> **Dataset entries**
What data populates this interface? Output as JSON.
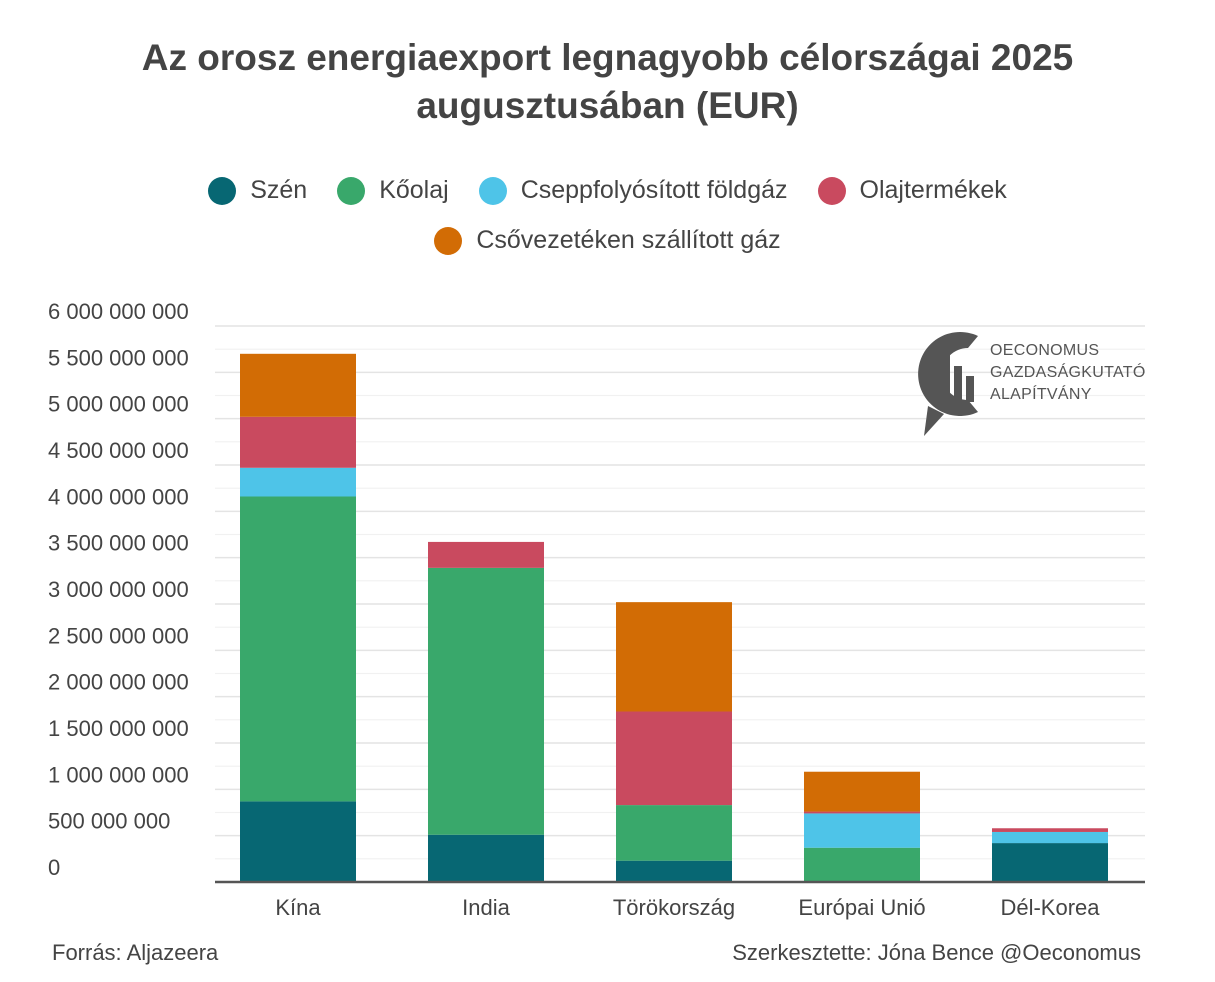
{
  "title_line1": "Az orosz energiaexport legnagyobb célországai 2025",
  "title_line2": "augusztusában (EUR)",
  "footer": {
    "source": "Forrás: Aljazeera",
    "editor": "Szerkesztette: Jóna Bence @Oeconomus"
  },
  "logo": {
    "line1": "OECONOMUS",
    "line2": "GAZDASÁGKUTATÓ",
    "line3": "ALAPÍTVÁNY"
  },
  "colors": {
    "Szén": "#076773",
    "Kőolaj": "#39a86b",
    "Cseppfolyósított földgáz": "#4ec4e8",
    "Olajtermékek": "#c94a5f",
    "Csővezetéken szállított gáz": "#d26c05"
  },
  "chart_data": {
    "type": "bar",
    "stacked": true,
    "title": "Az orosz energiaexport legnagyobb célországai 2025 augusztusában (EUR)",
    "xlabel": "",
    "ylabel": "",
    "ylim": [
      0,
      6000000000
    ],
    "yticks": [
      0,
      500000000,
      1000000000,
      1500000000,
      2000000000,
      2500000000,
      3000000000,
      3500000000,
      4000000000,
      4500000000,
      5000000000,
      5500000000,
      6000000000
    ],
    "ytick_labels": [
      "0",
      "500 000 000",
      "1 000 000 000",
      "1 500 000 000",
      "2 000 000 000",
      "2 500 000 000",
      "3 000 000 000",
      "3 500 000 000",
      "4 000 000 000",
      "4 500 000 000",
      "5 000 000 000",
      "5 500 000 000",
      "6 000 000 000"
    ],
    "categories": [
      "Kína",
      "India",
      "Törökország",
      "Európai Unió",
      "Dél-Korea"
    ],
    "series": [
      {
        "name": "Szén",
        "values": [
          870000000,
          510000000,
          230000000,
          0,
          420000000
        ]
      },
      {
        "name": "Kőolaj",
        "values": [
          3290000000,
          2880000000,
          600000000,
          370000000,
          0
        ]
      },
      {
        "name": "Cseppfolyósított földgáz",
        "values": [
          310000000,
          0,
          0,
          370000000,
          120000000
        ]
      },
      {
        "name": "Olajtermékek",
        "values": [
          550000000,
          280000000,
          1010000000,
          20000000,
          40000000
        ]
      },
      {
        "name": "Csővezetéken szállított gáz",
        "values": [
          680000000,
          0,
          1180000000,
          430000000,
          0
        ]
      }
    ],
    "legend_position": "top",
    "grid": true
  }
}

> **Instruction**
For the data above, state how many lines contain "energiaexport"; the number is the whole answer.

> **Full response**
2